- [REQUIRED WORK] Every record should be written out exactly, please.
— START —
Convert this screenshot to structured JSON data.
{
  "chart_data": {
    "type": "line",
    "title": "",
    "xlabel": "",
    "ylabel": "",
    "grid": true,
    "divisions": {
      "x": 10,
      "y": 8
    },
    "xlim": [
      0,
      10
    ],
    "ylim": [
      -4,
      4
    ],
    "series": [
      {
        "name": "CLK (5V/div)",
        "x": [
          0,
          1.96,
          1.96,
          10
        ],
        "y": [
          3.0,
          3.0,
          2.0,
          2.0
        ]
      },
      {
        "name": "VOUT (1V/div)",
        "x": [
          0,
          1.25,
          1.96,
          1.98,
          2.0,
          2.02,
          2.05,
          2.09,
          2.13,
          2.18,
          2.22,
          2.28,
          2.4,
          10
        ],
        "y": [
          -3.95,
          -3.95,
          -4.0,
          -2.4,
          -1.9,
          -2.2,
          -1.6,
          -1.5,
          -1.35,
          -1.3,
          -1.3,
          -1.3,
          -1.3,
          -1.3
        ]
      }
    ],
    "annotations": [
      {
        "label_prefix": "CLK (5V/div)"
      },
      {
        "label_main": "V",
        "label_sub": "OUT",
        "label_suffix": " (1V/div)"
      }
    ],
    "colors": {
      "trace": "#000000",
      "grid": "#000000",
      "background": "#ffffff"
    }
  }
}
— END —
- [RESPONSE FOR THIS EXERCISE]
Convert this screenshot to structured JSON data.
{
  "chart_data": {
    "type": "line",
    "title": "",
    "xlabel": "",
    "ylabel": "",
    "grid": true,
    "divisions": {
      "x": 10,
      "y": 8
    },
    "xlim": [
      0,
      10
    ],
    "ylim": [
      -4,
      4
    ],
    "series": [
      {
        "name": "CLK (5V/div)",
        "x": [
          0,
          1.96,
          1.96,
          10
        ],
        "y": [
          3.0,
          3.0,
          2.0,
          2.0
        ]
      },
      {
        "name": "VOUT (1V/div)",
        "x": [
          0,
          1.25,
          1.96,
          1.98,
          2.0,
          2.02,
          2.05,
          2.09,
          2.13,
          2.18,
          2.22,
          2.28,
          2.4,
          10
        ],
        "y": [
          -3.95,
          -3.95,
          -4.0,
          -2.4,
          -1.9,
          -2.2,
          -1.6,
          -1.5,
          -1.35,
          -1.3,
          -1.3,
          -1.3,
          -1.3,
          -1.3
        ]
      }
    ],
    "annotations": [
      {
        "label_prefix": "CLK (5V/div)"
      },
      {
        "label_main": "V",
        "label_sub": "OUT",
        "label_suffix": " (1V/div)"
      }
    ],
    "colors": {
      "trace": "#000000",
      "grid": "#000000",
      "background": "#ffffff"
    }
  }
}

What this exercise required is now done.